## begin Record excerpts

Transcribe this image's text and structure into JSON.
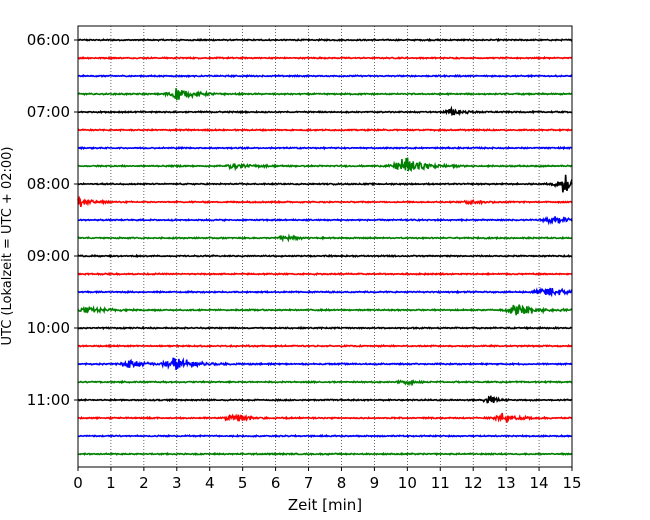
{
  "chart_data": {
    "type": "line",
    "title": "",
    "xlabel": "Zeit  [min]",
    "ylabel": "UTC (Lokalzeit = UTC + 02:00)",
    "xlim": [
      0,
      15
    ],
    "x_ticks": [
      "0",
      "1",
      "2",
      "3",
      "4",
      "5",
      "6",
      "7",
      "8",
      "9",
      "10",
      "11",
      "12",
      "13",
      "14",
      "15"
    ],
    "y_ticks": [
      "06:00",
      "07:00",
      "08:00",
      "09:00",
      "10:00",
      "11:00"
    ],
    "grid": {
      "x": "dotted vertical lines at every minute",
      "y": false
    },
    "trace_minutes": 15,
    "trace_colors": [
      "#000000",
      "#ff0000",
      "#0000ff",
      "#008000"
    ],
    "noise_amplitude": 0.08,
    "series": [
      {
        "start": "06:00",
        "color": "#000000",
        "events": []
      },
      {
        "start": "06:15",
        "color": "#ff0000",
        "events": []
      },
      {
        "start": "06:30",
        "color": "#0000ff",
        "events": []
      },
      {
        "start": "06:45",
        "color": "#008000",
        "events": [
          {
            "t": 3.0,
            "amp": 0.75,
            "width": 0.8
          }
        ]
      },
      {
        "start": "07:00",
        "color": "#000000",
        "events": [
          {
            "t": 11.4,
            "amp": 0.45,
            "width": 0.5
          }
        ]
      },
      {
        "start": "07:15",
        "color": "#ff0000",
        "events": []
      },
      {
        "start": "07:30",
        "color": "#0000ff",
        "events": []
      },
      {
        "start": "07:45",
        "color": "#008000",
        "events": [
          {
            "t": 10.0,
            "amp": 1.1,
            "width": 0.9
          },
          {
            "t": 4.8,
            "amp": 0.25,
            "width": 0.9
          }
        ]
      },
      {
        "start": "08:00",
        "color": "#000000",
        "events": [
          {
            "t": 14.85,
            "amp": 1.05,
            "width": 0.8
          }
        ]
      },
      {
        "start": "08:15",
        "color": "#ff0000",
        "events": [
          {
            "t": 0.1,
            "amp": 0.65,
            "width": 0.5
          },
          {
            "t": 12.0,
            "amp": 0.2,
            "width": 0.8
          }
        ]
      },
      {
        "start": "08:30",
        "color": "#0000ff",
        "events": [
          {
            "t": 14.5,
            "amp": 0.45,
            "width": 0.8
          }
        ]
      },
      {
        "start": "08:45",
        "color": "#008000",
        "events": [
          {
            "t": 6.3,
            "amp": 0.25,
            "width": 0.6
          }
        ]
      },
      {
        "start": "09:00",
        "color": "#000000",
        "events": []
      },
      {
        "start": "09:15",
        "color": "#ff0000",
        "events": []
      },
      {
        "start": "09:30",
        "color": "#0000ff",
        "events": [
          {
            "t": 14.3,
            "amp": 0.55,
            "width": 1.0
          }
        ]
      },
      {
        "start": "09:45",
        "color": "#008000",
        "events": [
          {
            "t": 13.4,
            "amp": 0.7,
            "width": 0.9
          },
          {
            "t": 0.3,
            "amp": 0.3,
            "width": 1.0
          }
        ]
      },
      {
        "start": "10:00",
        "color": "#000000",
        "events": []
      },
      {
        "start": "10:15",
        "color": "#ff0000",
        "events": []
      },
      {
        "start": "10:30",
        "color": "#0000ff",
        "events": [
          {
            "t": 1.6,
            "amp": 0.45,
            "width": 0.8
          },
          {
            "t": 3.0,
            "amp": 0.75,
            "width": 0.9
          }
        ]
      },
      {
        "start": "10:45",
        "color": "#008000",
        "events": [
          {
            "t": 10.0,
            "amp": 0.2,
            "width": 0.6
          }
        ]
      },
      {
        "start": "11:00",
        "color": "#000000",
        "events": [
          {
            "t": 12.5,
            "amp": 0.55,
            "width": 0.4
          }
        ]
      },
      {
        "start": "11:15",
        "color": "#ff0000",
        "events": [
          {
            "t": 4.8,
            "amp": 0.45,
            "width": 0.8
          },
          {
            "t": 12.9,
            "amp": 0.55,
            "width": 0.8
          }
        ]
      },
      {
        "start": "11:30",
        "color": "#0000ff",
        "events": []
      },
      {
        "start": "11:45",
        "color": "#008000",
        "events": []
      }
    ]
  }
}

## end Record excerpts

Problem details.
The material above holds pictures; copy everything else in it exactly.

Result of the exercise.
Transcribe this image's text and structure into JSON.
{
  "chart_data": {
    "type": "line",
    "title": "",
    "xlabel": "Zeit  [min]",
    "ylabel": "UTC (Lokalzeit = UTC + 02:00)",
    "xlim": [
      0,
      15
    ],
    "x_ticks": [
      "0",
      "1",
      "2",
      "3",
      "4",
      "5",
      "6",
      "7",
      "8",
      "9",
      "10",
      "11",
      "12",
      "13",
      "14",
      "15"
    ],
    "y_ticks": [
      "06:00",
      "07:00",
      "08:00",
      "09:00",
      "10:00",
      "11:00"
    ],
    "grid": {
      "x": "dotted vertical lines at every minute",
      "y": false
    },
    "trace_minutes": 15,
    "trace_colors": [
      "#000000",
      "#ff0000",
      "#0000ff",
      "#008000"
    ],
    "noise_amplitude": 0.08,
    "series": [
      {
        "start": "06:00",
        "color": "#000000",
        "events": []
      },
      {
        "start": "06:15",
        "color": "#ff0000",
        "events": []
      },
      {
        "start": "06:30",
        "color": "#0000ff",
        "events": []
      },
      {
        "start": "06:45",
        "color": "#008000",
        "events": [
          {
            "t": 3.0,
            "amp": 0.75,
            "width": 0.8
          }
        ]
      },
      {
        "start": "07:00",
        "color": "#000000",
        "events": [
          {
            "t": 11.4,
            "amp": 0.45,
            "width": 0.5
          }
        ]
      },
      {
        "start": "07:15",
        "color": "#ff0000",
        "events": []
      },
      {
        "start": "07:30",
        "color": "#0000ff",
        "events": []
      },
      {
        "start": "07:45",
        "color": "#008000",
        "events": [
          {
            "t": 10.0,
            "amp": 1.1,
            "width": 0.9
          },
          {
            "t": 4.8,
            "amp": 0.25,
            "width": 0.9
          }
        ]
      },
      {
        "start": "08:00",
        "color": "#000000",
        "events": [
          {
            "t": 14.85,
            "amp": 1.05,
            "width": 0.8
          }
        ]
      },
      {
        "start": "08:15",
        "color": "#ff0000",
        "events": [
          {
            "t": 0.1,
            "amp": 0.65,
            "width": 0.5
          },
          {
            "t": 12.0,
            "amp": 0.2,
            "width": 0.8
          }
        ]
      },
      {
        "start": "08:30",
        "color": "#0000ff",
        "events": [
          {
            "t": 14.5,
            "amp": 0.45,
            "width": 0.8
          }
        ]
      },
      {
        "start": "08:45",
        "color": "#008000",
        "events": [
          {
            "t": 6.3,
            "amp": 0.25,
            "width": 0.6
          }
        ]
      },
      {
        "start": "09:00",
        "color": "#000000",
        "events": []
      },
      {
        "start": "09:15",
        "color": "#ff0000",
        "events": []
      },
      {
        "start": "09:30",
        "color": "#0000ff",
        "events": [
          {
            "t": 14.3,
            "amp": 0.55,
            "width": 1.0
          }
        ]
      },
      {
        "start": "09:45",
        "color": "#008000",
        "events": [
          {
            "t": 13.4,
            "amp": 0.7,
            "width": 0.9
          },
          {
            "t": 0.3,
            "amp": 0.3,
            "width": 1.0
          }
        ]
      },
      {
        "start": "10:00",
        "color": "#000000",
        "events": []
      },
      {
        "start": "10:15",
        "color": "#ff0000",
        "events": []
      },
      {
        "start": "10:30",
        "color": "#0000ff",
        "events": [
          {
            "t": 1.6,
            "amp": 0.45,
            "width": 0.8
          },
          {
            "t": 3.0,
            "amp": 0.75,
            "width": 0.9
          }
        ]
      },
      {
        "start": "10:45",
        "color": "#008000",
        "events": [
          {
            "t": 10.0,
            "amp": 0.2,
            "width": 0.6
          }
        ]
      },
      {
        "start": "11:00",
        "color": "#000000",
        "events": [
          {
            "t": 12.5,
            "amp": 0.55,
            "width": 0.4
          }
        ]
      },
      {
        "start": "11:15",
        "color": "#ff0000",
        "events": [
          {
            "t": 4.8,
            "amp": 0.45,
            "width": 0.8
          },
          {
            "t": 12.9,
            "amp": 0.55,
            "width": 0.8
          }
        ]
      },
      {
        "start": "11:30",
        "color": "#0000ff",
        "events": []
      },
      {
        "start": "11:45",
        "color": "#008000",
        "events": []
      }
    ]
  }
}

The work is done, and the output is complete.